Exercise aim »
Write out all of the entries exactly as given.

-------

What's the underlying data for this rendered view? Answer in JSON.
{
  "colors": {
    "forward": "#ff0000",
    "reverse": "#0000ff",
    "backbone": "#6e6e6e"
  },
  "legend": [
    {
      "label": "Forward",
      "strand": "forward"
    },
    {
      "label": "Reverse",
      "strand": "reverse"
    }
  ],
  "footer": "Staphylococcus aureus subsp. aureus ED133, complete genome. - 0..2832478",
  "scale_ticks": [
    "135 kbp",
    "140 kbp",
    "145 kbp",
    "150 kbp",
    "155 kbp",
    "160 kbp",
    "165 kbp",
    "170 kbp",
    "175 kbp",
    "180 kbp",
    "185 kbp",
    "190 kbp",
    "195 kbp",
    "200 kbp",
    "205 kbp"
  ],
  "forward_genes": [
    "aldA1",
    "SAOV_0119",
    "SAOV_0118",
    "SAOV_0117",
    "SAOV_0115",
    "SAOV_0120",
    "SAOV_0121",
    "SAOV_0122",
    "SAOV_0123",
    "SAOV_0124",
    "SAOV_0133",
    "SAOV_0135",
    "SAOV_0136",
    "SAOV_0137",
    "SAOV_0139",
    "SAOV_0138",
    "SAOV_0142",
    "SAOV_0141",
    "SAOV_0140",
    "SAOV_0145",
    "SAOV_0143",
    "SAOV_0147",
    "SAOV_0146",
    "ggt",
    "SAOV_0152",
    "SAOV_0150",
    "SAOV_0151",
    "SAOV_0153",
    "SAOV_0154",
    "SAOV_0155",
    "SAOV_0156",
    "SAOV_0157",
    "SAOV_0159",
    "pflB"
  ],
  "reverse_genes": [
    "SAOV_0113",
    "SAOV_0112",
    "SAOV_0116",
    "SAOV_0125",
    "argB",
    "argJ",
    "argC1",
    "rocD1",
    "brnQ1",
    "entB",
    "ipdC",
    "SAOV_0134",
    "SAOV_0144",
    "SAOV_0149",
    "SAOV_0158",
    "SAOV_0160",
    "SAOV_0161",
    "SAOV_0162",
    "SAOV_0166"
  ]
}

-------

Solution for this task »
What's the underlying data for this rendered view? Answer in JSON.
{
  "colors": {
    "forward": "#ff0000",
    "reverse": "#0000ff",
    "backbone": "#6e6e6e"
  },
  "legend": [
    {
      "label": "Forward",
      "strand": "forward"
    },
    {
      "label": "Reverse",
      "strand": "reverse"
    }
  ],
  "footer": "Staphylococcus aureus subsp. aureus ED133, complete genome. - 0..2832478",
  "scale_ticks": [
    "135 kbp",
    "140 kbp",
    "145 kbp",
    "150 kbp",
    "155 kbp",
    "160 kbp",
    "165 kbp",
    "170 kbp",
    "175 kbp",
    "180 kbp",
    "185 kbp",
    "190 kbp",
    "195 kbp",
    "200 kbp",
    "205 kbp"
  ],
  "forward_genes": [
    "aldA1",
    "SAOV_0119",
    "SAOV_0118",
    "SAOV_0117",
    "SAOV_0115",
    "SAOV_0120",
    "SAOV_0121",
    "SAOV_0122",
    "SAOV_0123",
    "SAOV_0124",
    "SAOV_0133",
    "SAOV_0135",
    "SAOV_0136",
    "SAOV_0137",
    "SAOV_0139",
    "SAOV_0138",
    "SAOV_0142",
    "SAOV_0141",
    "SAOV_0140",
    "SAOV_0145",
    "SAOV_0143",
    "SAOV_0147",
    "SAOV_0146",
    "ggt",
    "SAOV_0152",
    "SAOV_0150",
    "SAOV_0151",
    "SAOV_0153",
    "SAOV_0154",
    "SAOV_0155",
    "SAOV_0156",
    "SAOV_0157",
    "SAOV_0159",
    "pflB"
  ],
  "reverse_genes": [
    "SAOV_0113",
    "SAOV_0112",
    "SAOV_0116",
    "SAOV_0125",
    "argB",
    "argJ",
    "argC1",
    "rocD1",
    "brnQ1",
    "entB",
    "ipdC",
    "SAOV_0134",
    "SAOV_0144",
    "SAOV_0149",
    "SAOV_0158",
    "SAOV_0160",
    "SAOV_0161",
    "SAOV_0162",
    "SAOV_0166"
  ]
}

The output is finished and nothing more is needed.